— Task to carry out —
Repeat exactly, and only, the lines from the line bearing "What does this" through the end of the material. Do not copy the pictures.

— Input material —
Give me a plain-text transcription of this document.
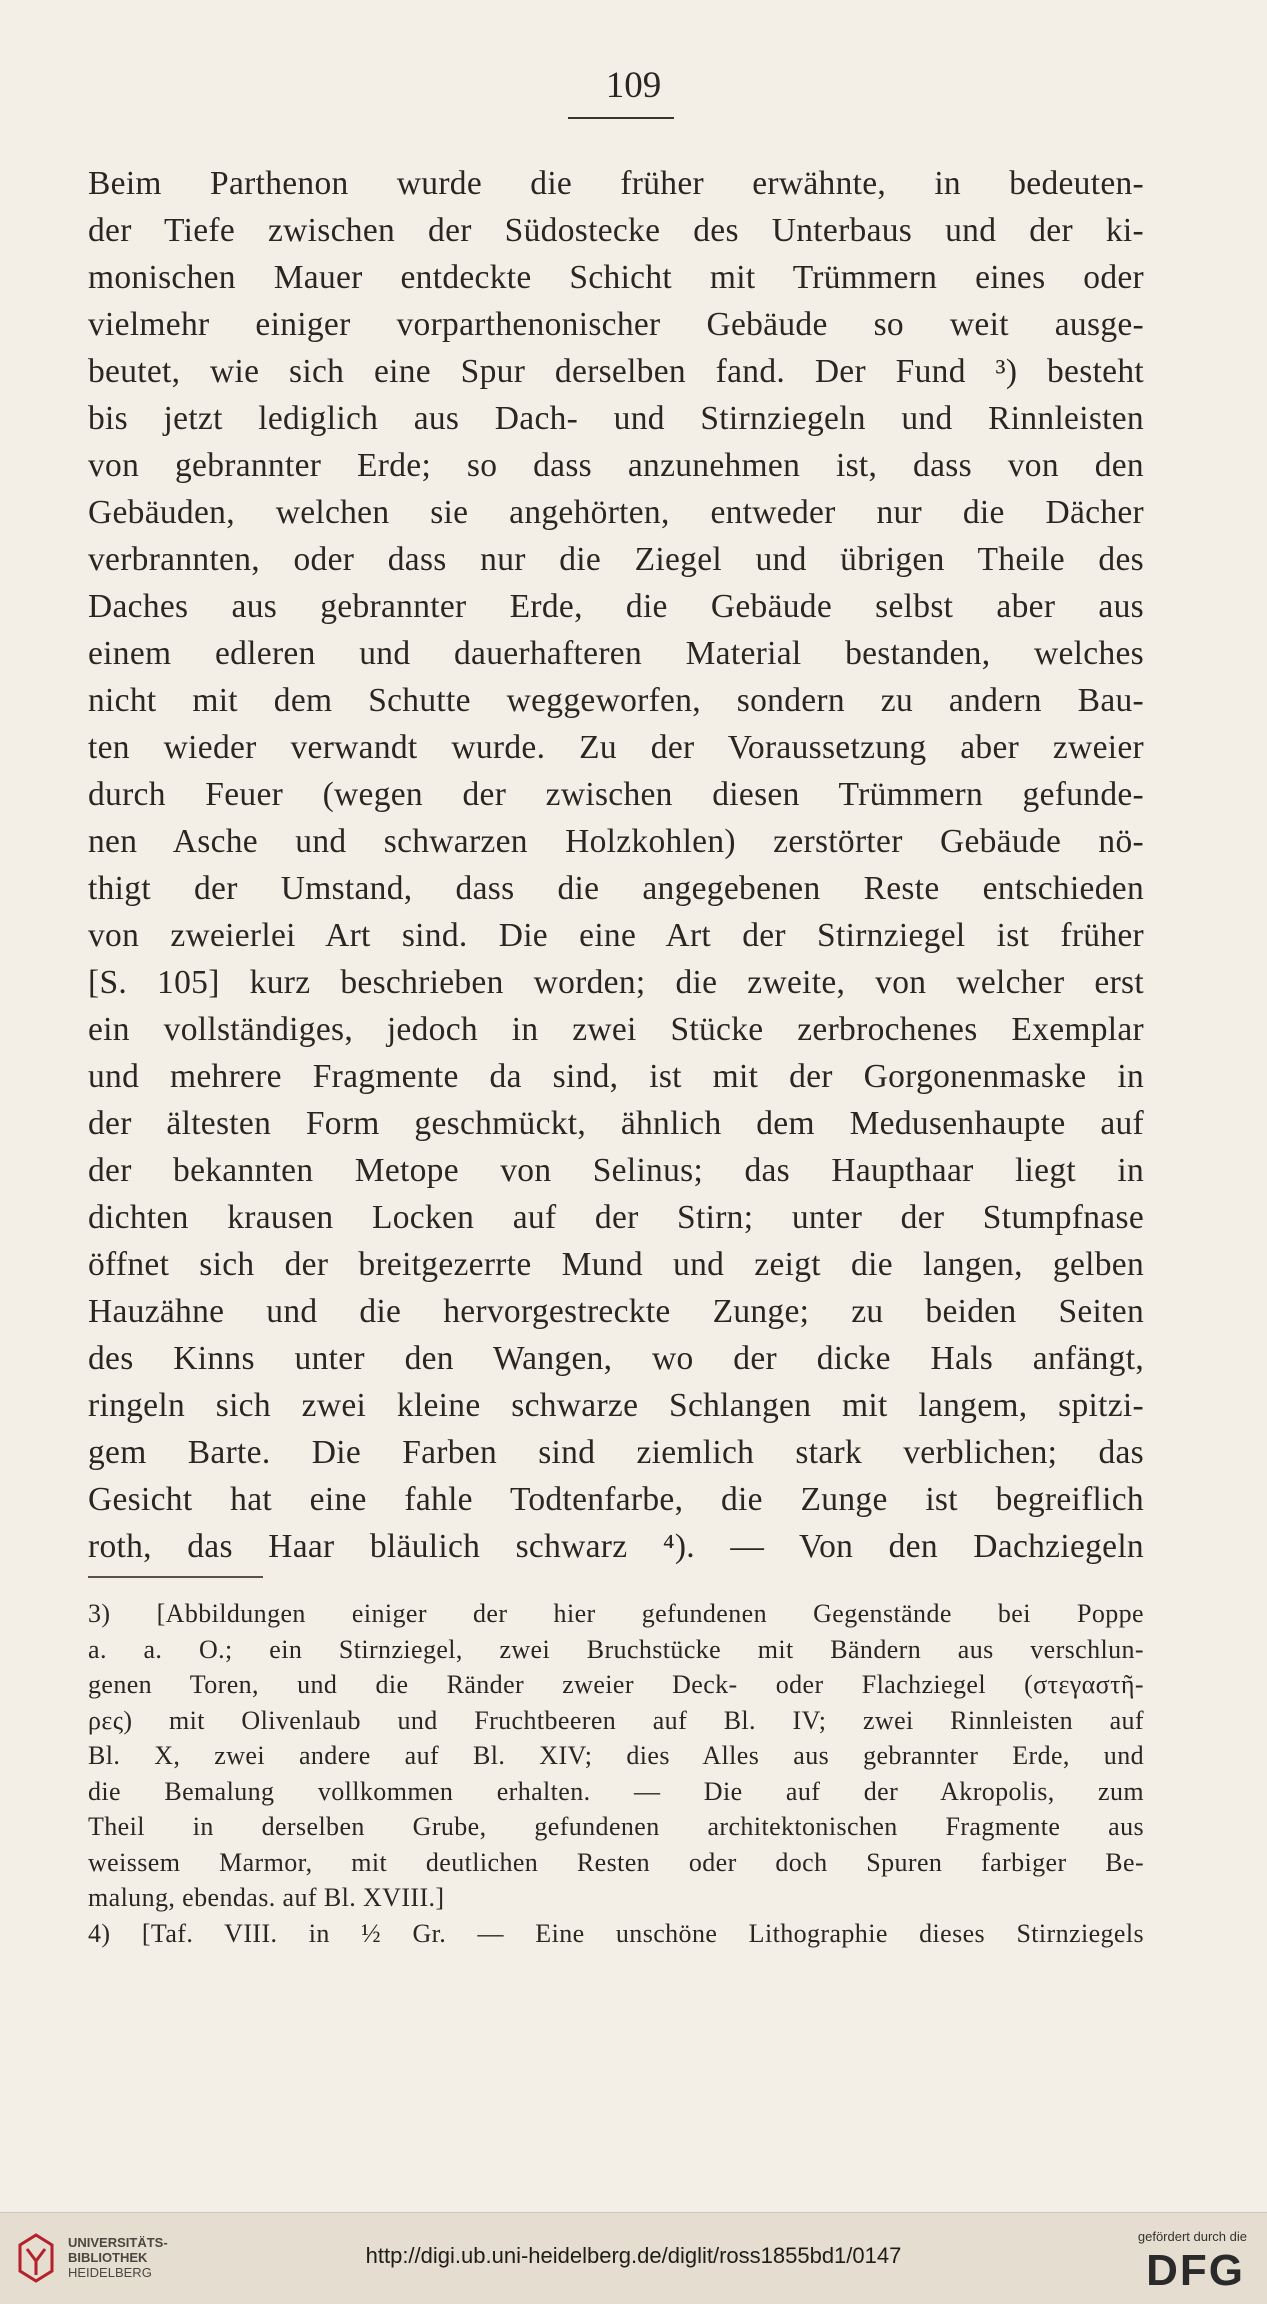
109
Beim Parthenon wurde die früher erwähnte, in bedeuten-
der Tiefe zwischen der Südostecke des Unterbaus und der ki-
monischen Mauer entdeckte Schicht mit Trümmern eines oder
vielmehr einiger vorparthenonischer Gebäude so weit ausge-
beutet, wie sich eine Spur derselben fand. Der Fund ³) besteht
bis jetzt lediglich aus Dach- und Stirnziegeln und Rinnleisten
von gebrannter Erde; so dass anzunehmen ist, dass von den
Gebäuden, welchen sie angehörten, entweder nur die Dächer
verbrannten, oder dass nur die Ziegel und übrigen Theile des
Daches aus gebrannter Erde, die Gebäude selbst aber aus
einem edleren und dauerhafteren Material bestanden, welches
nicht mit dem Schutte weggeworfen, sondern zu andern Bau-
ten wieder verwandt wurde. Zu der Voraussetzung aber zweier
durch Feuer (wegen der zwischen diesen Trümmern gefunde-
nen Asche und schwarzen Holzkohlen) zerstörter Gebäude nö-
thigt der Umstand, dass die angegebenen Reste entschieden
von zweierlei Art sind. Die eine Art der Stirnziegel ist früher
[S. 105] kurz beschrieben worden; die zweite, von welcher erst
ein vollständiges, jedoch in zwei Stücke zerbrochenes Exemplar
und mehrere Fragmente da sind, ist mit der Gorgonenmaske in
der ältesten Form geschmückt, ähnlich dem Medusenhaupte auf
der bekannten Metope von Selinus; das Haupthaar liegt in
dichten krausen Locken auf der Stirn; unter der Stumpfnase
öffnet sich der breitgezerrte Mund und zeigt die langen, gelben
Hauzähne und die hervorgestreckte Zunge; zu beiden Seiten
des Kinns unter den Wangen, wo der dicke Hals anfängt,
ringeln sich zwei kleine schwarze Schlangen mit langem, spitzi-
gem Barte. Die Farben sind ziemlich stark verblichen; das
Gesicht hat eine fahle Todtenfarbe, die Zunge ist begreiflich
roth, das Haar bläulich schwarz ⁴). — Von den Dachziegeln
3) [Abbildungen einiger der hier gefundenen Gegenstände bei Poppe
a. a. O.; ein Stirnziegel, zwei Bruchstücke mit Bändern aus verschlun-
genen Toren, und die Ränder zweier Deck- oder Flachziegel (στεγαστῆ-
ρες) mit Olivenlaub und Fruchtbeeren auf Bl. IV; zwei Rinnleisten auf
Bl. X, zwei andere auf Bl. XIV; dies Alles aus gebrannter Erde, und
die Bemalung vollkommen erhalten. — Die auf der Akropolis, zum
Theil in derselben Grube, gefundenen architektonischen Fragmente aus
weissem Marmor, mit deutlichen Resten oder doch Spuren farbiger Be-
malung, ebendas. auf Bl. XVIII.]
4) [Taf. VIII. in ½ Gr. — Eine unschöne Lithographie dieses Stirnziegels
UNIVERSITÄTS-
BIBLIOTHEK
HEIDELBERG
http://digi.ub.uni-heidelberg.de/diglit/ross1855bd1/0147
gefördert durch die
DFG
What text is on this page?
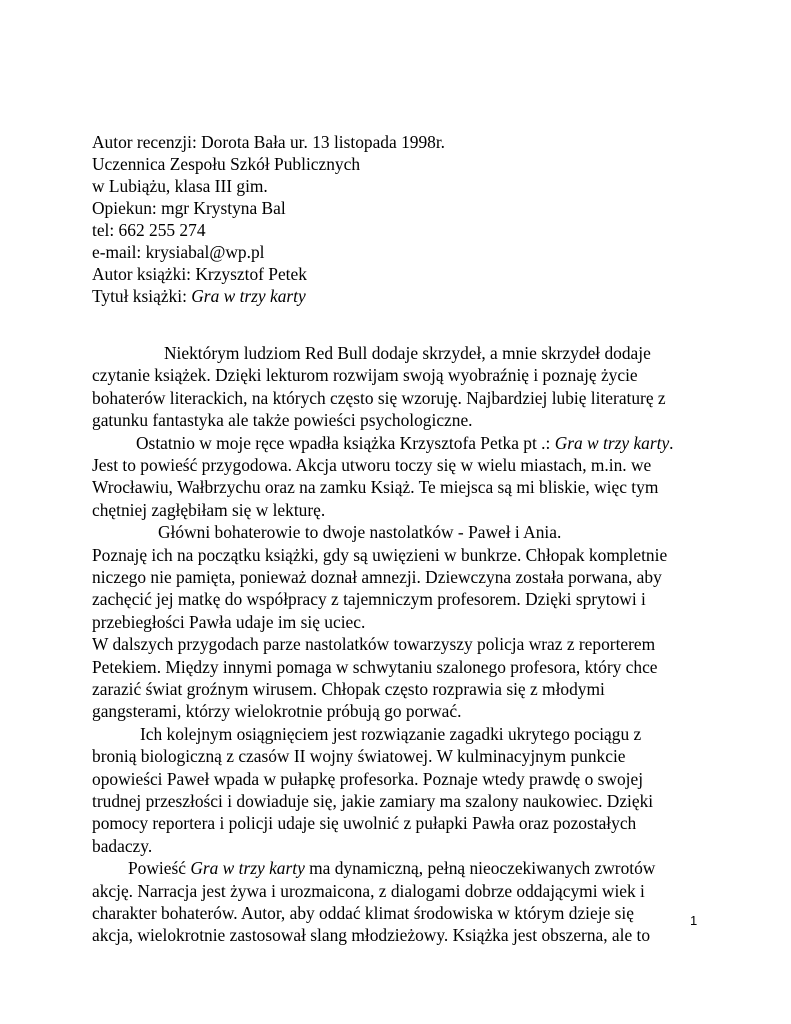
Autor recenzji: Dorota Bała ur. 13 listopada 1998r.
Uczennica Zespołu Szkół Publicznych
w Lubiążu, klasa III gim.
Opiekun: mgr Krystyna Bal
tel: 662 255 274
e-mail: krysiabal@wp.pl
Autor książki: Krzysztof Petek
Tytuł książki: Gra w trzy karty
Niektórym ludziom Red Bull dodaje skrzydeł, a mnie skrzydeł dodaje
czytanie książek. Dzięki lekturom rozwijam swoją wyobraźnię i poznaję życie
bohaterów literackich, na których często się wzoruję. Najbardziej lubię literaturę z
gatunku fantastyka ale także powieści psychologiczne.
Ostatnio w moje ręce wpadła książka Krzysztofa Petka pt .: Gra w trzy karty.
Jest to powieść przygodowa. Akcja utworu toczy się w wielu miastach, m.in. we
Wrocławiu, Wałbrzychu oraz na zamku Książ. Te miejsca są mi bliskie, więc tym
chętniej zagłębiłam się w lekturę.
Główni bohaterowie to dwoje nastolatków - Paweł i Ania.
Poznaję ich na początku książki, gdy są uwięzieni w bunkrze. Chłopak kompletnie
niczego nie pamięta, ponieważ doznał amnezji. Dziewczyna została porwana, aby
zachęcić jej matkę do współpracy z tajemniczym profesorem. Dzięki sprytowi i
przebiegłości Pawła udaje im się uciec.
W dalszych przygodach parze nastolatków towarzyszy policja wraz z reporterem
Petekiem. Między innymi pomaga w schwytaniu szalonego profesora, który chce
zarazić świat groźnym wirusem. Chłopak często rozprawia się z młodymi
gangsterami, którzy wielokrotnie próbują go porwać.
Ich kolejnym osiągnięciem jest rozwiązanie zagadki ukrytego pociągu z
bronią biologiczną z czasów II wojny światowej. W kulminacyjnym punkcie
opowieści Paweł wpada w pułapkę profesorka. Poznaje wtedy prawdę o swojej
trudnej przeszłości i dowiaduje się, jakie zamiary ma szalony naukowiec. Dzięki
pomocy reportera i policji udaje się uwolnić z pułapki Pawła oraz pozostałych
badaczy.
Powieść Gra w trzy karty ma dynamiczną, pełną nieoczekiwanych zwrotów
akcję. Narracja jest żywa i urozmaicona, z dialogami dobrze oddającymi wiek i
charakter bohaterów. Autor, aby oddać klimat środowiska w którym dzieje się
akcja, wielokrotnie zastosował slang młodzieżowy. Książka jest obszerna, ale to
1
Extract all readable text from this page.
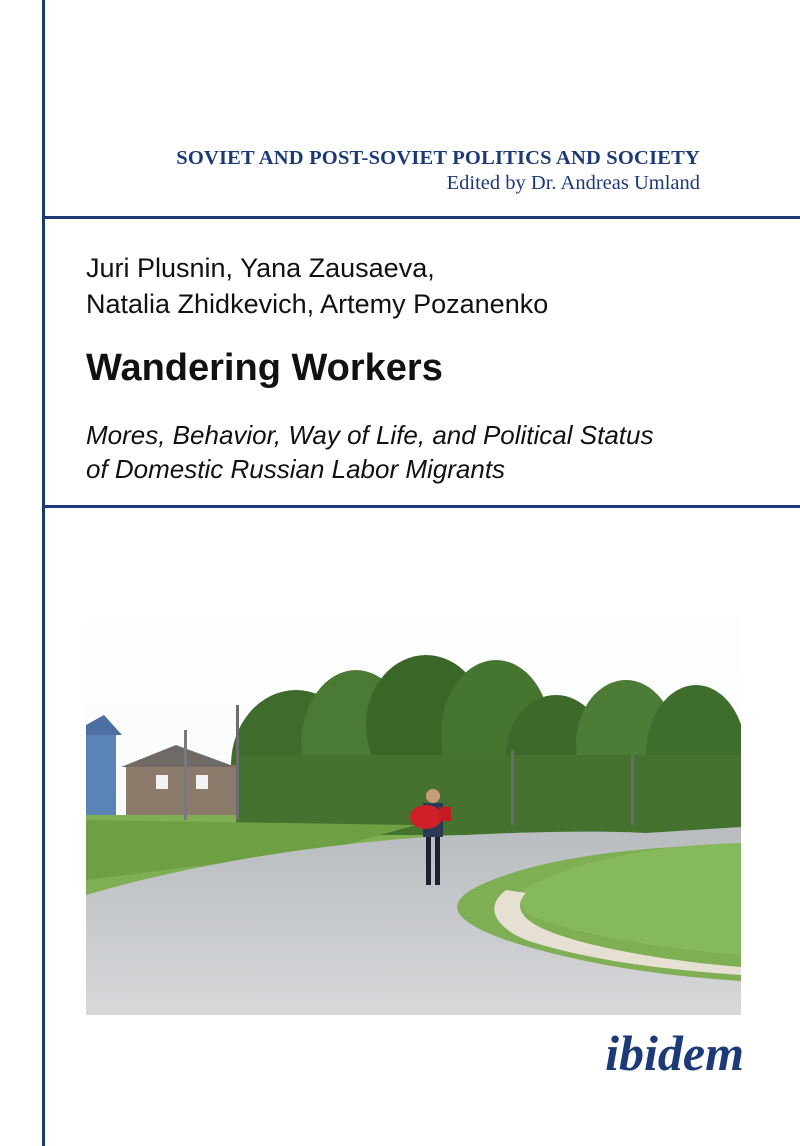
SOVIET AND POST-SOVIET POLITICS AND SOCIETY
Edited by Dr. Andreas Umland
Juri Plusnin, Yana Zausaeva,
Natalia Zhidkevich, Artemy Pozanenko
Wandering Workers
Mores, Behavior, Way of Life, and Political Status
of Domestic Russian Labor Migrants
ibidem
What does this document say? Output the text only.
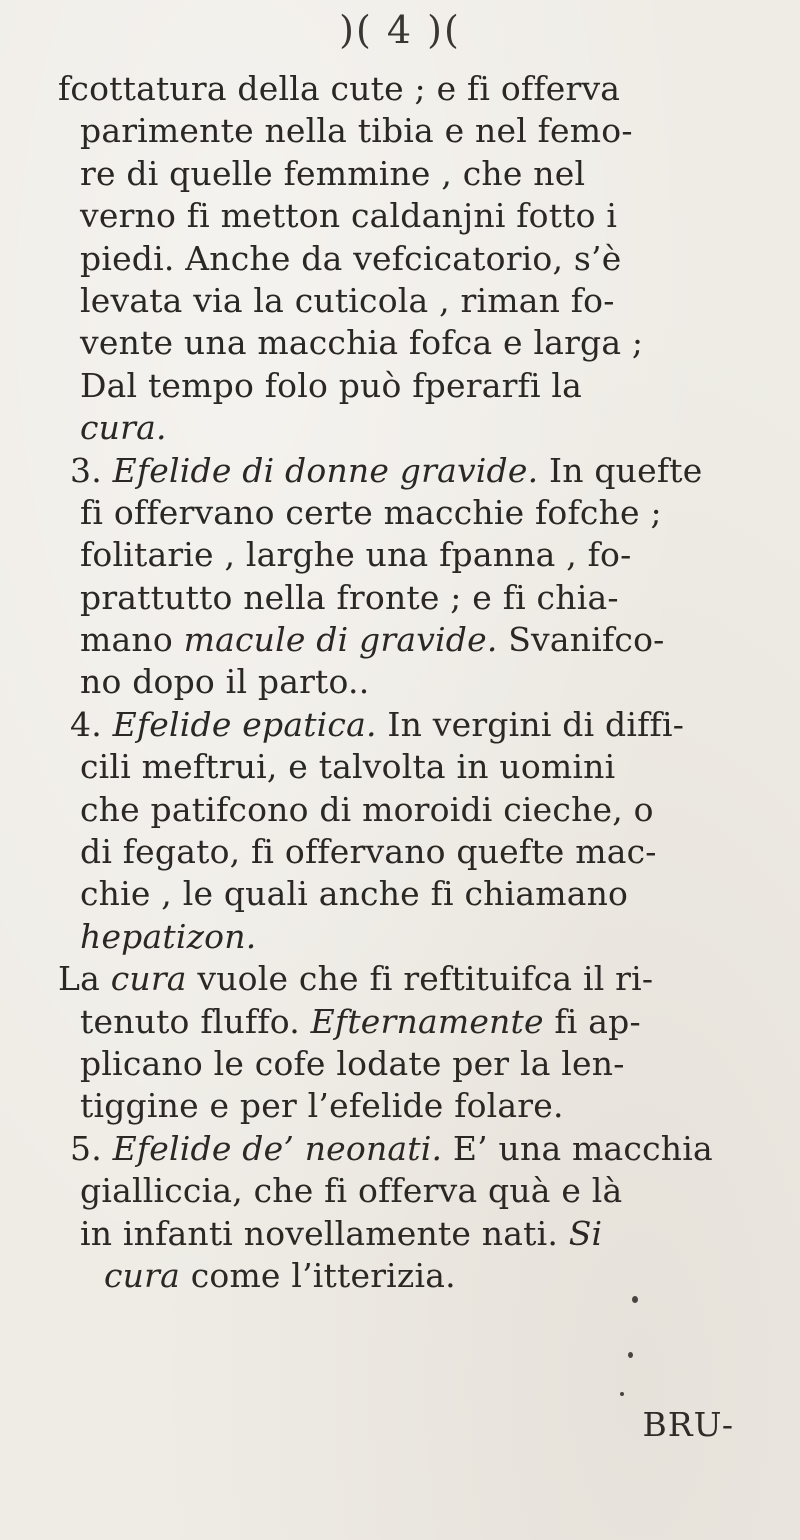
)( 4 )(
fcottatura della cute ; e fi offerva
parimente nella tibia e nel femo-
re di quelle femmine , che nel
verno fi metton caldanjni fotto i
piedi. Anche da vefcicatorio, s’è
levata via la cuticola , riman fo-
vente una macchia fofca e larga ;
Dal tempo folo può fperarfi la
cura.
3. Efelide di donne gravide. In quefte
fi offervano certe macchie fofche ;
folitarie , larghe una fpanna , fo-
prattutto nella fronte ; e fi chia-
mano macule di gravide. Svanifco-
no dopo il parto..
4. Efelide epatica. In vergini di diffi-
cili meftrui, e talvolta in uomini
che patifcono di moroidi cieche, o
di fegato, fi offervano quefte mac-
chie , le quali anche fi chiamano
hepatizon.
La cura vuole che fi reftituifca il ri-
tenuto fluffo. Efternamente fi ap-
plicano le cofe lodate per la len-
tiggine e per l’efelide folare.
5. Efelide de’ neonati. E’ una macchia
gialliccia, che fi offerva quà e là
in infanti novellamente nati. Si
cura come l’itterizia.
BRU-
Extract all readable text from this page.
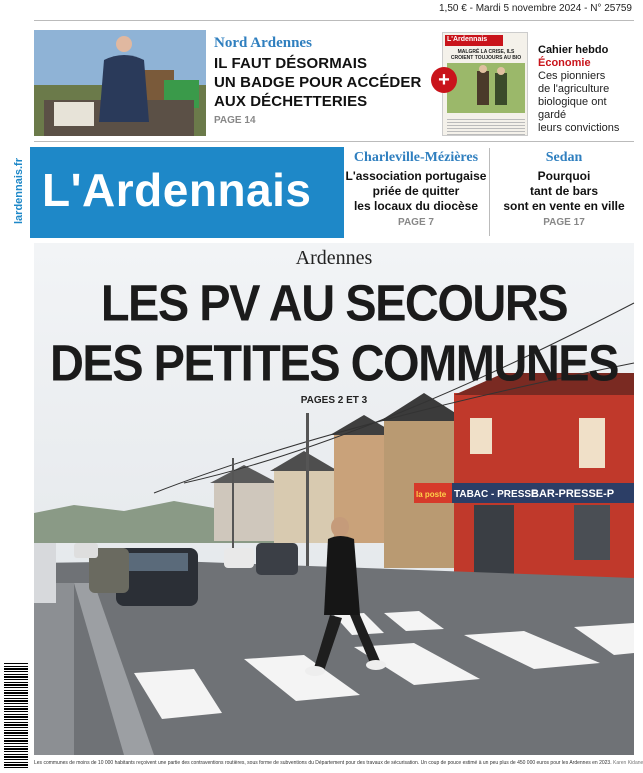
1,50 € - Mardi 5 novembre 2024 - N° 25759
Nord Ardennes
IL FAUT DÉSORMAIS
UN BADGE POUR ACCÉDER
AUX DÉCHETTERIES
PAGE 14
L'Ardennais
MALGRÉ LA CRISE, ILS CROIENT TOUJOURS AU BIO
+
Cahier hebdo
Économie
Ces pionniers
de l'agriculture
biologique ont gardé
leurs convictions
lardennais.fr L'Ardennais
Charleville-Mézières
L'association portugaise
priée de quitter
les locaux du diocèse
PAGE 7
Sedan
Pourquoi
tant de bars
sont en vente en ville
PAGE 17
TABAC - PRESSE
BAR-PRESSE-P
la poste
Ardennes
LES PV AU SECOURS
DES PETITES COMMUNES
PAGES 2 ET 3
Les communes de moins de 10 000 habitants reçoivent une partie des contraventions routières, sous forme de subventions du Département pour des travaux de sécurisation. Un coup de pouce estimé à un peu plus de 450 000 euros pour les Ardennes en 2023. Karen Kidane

— Result below —
What does this document say? Output the text only.
)( 4 )(
fcottatura della cute ; e fi offerva
parimente nella tibia e nel femo-
re di quelle femmine , che nel
verno fi metton caldanjni fotto i
piedi. Anche da vefcicatorio, s’è
levata via la cuticola , riman fo-
vente una macchia fofca e larga ;
Dal tempo folo può fperarfi la
cura.
3. Efelide di donne gravide. In quefte
fi offervano certe macchie fofche ;
folitarie , larghe una fpanna , fo-
prattutto nella fronte ; e fi chia-
mano macule di gravide. Svanifco-
no dopo il parto..
4. Efelide epatica. In vergini di diffi-
cili meftrui, e talvolta in uomini
che patifcono di moroidi cieche, o
di fegato, fi offervano quefte mac-
chie , le quali anche fi chiamano
hepatizon.
La cura vuole che fi reftituifca il ri-
tenuto fluffo. Efternamente fi ap-
plicano le cofe lodate per la len-
tiggine e per l’efelide folare.
5. Efelide de’ neonati. E’ una macchia
gialliccia, che fi offerva quà e là
in infanti novellamente nati. Si
cura come l’itterizia.
BRU-
Extract all readable text from this page.
1,50 € - Mardi 5 novembre 2024 - N° 25759
Nord Ardennes
IL FAUT DÉSORMAIS
UN BADGE POUR ACCÉDER
AUX DÉCHETTERIES
PAGE 14
L'Ardennais
MALGRÉ LA CRISE, ILS CROIENT TOUJOURS AU BIO
+
Cahier hebdo
Économie
Ces pionniers
de l'agriculture
biologique ont gardé
leurs convictions
lardennais.fr L'Ardennais
Charleville-Mézières
L'association portugaise
priée de quitter
les locaux du diocèse
PAGE 7
Sedan
Pourquoi
tant de bars
sont en vente en ville
PAGE 17
TABAC - PRESSE
BAR-PRESSE-P
la poste
Ardennes
LES PV AU SECOURS
DES PETITES COMMUNES
PAGES 2 ET 3
Les communes de moins de 10 000 habitants reçoivent une partie des contraventions routières, sous forme de subventions du Département pour des travaux de sécurisation. Un coup de pouce estimé à un peu plus de 450 000 euros pour les Ardennes en 2023. Karen Kidane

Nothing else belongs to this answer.